- [SUPPLIED DATA]
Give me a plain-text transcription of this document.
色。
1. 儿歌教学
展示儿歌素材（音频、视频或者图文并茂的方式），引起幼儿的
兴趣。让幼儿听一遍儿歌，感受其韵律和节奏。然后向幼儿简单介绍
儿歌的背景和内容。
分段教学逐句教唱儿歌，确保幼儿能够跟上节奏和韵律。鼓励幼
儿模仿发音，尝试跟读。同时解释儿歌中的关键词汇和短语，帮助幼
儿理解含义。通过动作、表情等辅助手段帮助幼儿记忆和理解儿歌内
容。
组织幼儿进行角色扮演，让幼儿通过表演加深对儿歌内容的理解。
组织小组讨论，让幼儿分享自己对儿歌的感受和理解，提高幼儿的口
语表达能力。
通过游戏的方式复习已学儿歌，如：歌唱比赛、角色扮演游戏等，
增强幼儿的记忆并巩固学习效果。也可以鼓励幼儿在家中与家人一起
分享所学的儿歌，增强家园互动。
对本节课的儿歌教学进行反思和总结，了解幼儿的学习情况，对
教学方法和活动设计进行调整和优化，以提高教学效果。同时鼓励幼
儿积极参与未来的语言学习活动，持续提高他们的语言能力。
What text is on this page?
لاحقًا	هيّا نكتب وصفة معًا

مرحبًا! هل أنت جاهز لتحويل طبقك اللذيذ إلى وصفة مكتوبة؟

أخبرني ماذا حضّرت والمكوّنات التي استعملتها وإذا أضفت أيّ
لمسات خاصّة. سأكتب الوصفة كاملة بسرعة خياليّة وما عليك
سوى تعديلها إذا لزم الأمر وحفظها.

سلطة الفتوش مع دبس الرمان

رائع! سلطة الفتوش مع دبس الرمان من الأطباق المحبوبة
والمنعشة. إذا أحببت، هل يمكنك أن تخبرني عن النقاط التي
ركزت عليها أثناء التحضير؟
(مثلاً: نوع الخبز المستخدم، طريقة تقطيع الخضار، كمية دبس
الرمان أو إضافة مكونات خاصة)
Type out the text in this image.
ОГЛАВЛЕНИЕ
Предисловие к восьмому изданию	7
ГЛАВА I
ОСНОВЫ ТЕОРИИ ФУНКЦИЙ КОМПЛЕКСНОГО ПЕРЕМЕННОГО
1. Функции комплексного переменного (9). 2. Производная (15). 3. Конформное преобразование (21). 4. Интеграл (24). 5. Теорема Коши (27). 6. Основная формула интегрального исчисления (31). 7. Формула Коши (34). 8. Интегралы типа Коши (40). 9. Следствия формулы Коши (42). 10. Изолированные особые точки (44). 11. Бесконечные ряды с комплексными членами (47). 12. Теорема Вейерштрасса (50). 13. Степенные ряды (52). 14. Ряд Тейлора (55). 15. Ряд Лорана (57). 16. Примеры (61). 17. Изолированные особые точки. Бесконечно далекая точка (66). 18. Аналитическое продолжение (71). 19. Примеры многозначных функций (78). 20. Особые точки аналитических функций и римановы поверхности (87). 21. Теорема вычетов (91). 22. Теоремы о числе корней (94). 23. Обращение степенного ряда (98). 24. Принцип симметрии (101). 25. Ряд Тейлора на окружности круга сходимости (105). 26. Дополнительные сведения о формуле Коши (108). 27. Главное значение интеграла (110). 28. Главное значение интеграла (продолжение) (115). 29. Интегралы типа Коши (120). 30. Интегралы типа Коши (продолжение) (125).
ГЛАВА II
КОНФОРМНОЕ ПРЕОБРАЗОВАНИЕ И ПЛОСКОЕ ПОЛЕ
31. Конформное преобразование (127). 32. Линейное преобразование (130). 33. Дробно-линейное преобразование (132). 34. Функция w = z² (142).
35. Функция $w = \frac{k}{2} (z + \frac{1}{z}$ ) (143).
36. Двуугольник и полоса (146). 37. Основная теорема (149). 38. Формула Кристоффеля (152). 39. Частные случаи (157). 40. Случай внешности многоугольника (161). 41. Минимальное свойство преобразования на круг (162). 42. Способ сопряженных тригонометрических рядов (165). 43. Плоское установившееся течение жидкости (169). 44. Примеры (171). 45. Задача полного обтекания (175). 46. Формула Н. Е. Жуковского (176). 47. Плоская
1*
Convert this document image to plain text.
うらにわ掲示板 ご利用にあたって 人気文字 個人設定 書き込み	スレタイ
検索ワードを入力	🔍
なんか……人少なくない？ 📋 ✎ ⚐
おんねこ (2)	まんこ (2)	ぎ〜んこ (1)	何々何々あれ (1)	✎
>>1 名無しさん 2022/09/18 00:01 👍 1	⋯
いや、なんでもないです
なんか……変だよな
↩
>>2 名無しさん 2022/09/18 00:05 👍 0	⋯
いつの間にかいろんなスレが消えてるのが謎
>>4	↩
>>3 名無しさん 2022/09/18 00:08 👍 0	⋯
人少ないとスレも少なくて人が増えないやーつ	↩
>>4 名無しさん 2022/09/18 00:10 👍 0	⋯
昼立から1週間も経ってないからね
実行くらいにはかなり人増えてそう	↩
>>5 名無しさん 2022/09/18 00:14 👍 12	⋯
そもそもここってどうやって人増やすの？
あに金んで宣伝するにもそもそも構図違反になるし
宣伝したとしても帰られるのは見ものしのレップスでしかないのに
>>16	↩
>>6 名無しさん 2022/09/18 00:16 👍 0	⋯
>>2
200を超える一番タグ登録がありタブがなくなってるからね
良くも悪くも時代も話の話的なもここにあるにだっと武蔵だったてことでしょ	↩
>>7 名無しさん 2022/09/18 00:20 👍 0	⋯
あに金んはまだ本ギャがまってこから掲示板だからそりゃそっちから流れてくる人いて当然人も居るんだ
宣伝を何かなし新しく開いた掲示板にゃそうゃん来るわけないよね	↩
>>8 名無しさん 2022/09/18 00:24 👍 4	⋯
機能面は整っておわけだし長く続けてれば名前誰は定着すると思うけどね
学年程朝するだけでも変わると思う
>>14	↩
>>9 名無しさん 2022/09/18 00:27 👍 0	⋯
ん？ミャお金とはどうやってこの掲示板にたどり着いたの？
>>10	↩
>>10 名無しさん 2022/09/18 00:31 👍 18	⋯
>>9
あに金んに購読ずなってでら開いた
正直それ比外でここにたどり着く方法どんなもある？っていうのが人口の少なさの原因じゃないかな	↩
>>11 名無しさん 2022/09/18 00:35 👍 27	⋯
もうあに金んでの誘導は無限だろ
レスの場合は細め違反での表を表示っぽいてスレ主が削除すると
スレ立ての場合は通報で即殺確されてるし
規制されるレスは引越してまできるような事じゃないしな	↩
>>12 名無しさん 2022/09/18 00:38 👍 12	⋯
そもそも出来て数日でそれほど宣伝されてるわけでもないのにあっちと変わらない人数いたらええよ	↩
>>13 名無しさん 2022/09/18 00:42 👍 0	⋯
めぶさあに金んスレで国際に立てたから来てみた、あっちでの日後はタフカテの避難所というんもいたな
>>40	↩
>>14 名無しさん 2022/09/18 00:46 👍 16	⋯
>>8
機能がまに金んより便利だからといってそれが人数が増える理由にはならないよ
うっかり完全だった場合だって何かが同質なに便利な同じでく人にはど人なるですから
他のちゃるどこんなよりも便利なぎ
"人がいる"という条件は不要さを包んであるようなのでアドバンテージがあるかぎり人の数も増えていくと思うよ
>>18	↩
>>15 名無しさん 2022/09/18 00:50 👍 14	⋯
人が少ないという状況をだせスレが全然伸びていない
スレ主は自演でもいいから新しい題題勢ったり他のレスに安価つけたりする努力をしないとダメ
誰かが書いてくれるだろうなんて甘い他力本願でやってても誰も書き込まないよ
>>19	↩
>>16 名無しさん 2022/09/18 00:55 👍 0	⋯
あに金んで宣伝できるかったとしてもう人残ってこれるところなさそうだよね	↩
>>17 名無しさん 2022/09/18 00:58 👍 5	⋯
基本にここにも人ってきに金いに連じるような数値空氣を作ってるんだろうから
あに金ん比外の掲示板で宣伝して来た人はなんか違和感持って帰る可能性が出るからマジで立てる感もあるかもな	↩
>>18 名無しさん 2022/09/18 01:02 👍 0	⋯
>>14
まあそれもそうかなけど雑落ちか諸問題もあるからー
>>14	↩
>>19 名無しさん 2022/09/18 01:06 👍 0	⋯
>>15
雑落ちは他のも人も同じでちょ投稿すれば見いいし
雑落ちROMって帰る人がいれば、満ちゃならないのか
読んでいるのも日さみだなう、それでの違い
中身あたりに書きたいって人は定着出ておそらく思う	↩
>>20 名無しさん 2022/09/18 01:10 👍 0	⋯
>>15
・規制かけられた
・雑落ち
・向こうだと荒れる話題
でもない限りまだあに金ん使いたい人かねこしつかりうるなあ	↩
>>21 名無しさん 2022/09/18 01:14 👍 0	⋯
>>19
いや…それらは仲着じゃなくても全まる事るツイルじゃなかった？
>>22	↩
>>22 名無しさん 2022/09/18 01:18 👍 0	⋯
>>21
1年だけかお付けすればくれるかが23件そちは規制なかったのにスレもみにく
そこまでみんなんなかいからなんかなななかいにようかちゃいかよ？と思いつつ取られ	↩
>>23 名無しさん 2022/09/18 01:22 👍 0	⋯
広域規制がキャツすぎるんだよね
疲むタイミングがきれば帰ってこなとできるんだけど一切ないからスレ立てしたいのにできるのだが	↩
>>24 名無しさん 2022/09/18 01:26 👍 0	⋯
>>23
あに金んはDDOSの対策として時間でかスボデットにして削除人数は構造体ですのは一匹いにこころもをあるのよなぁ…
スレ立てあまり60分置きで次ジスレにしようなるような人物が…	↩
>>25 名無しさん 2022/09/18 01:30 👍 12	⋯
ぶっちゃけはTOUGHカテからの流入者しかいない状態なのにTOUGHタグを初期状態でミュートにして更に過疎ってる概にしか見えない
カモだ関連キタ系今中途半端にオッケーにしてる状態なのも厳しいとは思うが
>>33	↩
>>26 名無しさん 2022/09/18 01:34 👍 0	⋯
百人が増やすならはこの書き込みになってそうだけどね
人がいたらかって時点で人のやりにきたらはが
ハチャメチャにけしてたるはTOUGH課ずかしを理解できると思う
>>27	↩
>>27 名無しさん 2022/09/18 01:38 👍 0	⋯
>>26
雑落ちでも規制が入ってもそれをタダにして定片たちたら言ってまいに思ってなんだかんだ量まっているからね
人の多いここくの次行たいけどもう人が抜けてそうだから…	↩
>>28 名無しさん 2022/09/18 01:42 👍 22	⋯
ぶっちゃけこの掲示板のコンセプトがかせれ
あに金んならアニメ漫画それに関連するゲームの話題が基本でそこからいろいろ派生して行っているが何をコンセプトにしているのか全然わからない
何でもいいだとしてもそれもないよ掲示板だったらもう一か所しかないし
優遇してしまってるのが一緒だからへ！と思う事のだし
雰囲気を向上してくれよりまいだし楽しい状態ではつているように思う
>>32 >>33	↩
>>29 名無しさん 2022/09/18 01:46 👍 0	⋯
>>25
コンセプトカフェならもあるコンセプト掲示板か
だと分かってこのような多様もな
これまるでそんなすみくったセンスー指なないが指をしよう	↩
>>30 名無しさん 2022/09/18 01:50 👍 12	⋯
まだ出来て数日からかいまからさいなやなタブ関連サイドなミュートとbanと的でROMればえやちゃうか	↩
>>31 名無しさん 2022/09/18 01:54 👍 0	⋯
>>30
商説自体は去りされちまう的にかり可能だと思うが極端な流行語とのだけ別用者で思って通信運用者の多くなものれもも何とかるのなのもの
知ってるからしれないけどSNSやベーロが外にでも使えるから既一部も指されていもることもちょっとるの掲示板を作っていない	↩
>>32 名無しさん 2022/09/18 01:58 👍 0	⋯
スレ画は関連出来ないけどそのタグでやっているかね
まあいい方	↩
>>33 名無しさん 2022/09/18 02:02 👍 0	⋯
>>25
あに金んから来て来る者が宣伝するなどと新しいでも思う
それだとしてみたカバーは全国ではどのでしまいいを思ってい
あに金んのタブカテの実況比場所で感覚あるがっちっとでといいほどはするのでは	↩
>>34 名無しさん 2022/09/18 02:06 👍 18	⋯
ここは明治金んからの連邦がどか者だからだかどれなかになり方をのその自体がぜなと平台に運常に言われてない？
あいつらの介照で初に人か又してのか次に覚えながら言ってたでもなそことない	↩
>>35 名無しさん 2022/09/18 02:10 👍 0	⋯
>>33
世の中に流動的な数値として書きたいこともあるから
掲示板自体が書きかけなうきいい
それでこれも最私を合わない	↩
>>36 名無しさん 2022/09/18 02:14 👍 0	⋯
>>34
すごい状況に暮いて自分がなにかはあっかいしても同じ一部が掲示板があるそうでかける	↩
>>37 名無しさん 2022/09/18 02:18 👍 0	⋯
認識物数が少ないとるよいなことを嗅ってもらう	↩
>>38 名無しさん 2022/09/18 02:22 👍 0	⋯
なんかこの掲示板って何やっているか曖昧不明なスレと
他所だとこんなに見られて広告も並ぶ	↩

- [GOAL OF THE EXERCISE]
Each line with the string "سلطة" in it needs to be found and copied.

- [RESULT FOR THIS EXERCISE]
سلطة الفتوش مع دبس الرمان
رائع! سلطة الفتوش مع دبس الرمان من الأطباق المحبوبة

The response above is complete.